**DATA FOR THIS EXERCISE:**
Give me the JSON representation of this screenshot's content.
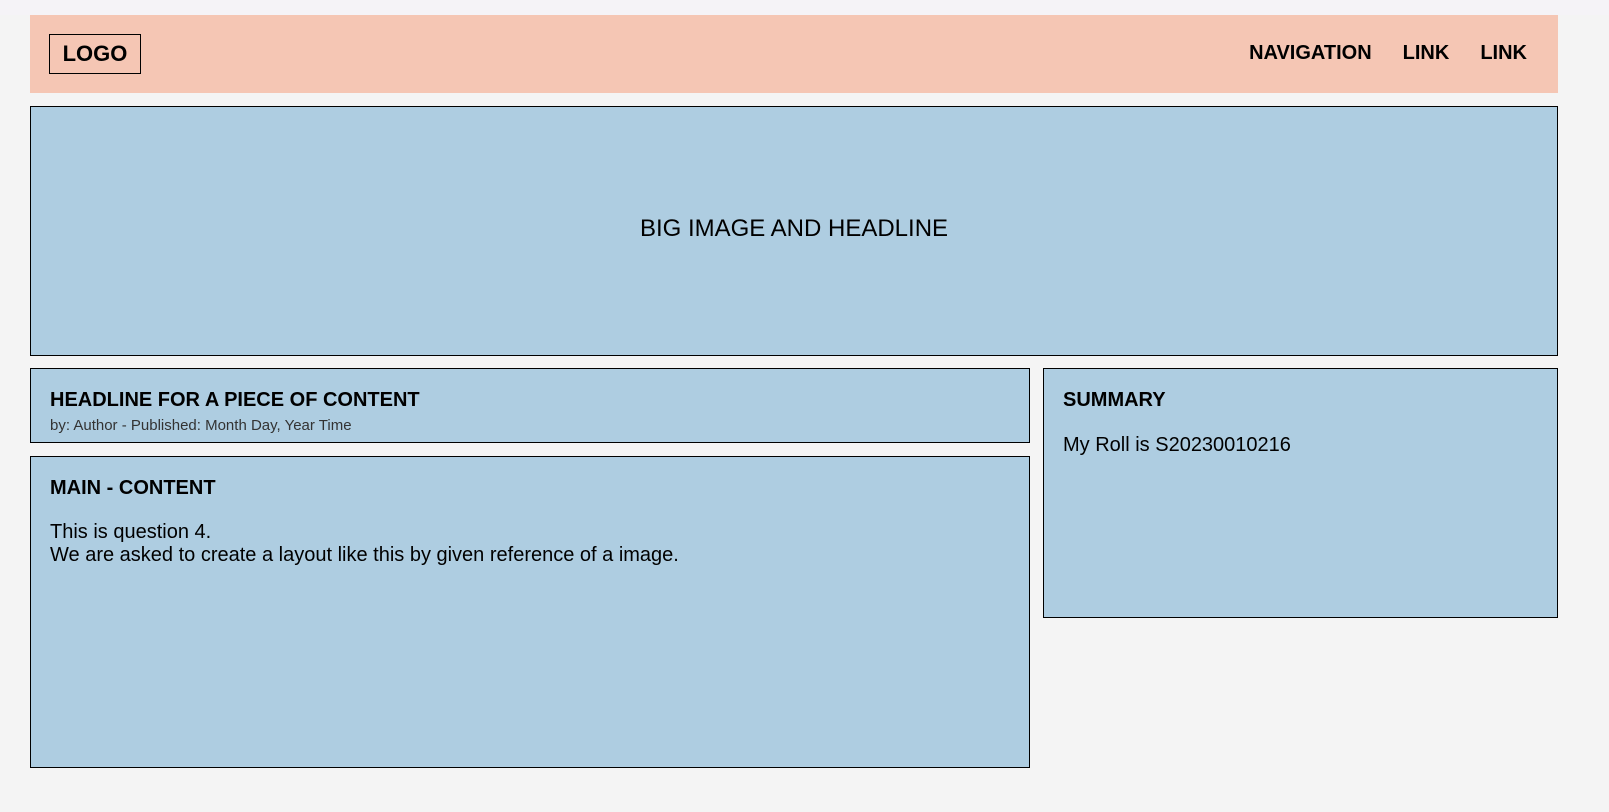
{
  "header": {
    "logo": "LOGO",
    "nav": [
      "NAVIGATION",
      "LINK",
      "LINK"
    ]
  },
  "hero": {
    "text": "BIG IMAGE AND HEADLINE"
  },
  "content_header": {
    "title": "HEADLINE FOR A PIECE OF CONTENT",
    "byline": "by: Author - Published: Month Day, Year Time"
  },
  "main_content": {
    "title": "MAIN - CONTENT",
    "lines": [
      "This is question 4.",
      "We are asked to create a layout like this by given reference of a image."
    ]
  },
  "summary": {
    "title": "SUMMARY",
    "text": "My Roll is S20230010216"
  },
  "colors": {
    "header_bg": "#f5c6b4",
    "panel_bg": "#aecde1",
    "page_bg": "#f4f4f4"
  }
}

**WORK INSTRUCTIONS:** Return every line above in which the string "HEADLINE" occurs.

**RESPONSE:**
    "text": "BIG IMAGE AND HEADLINE"
    "title": "HEADLINE FOR A PIECE OF CONTENT",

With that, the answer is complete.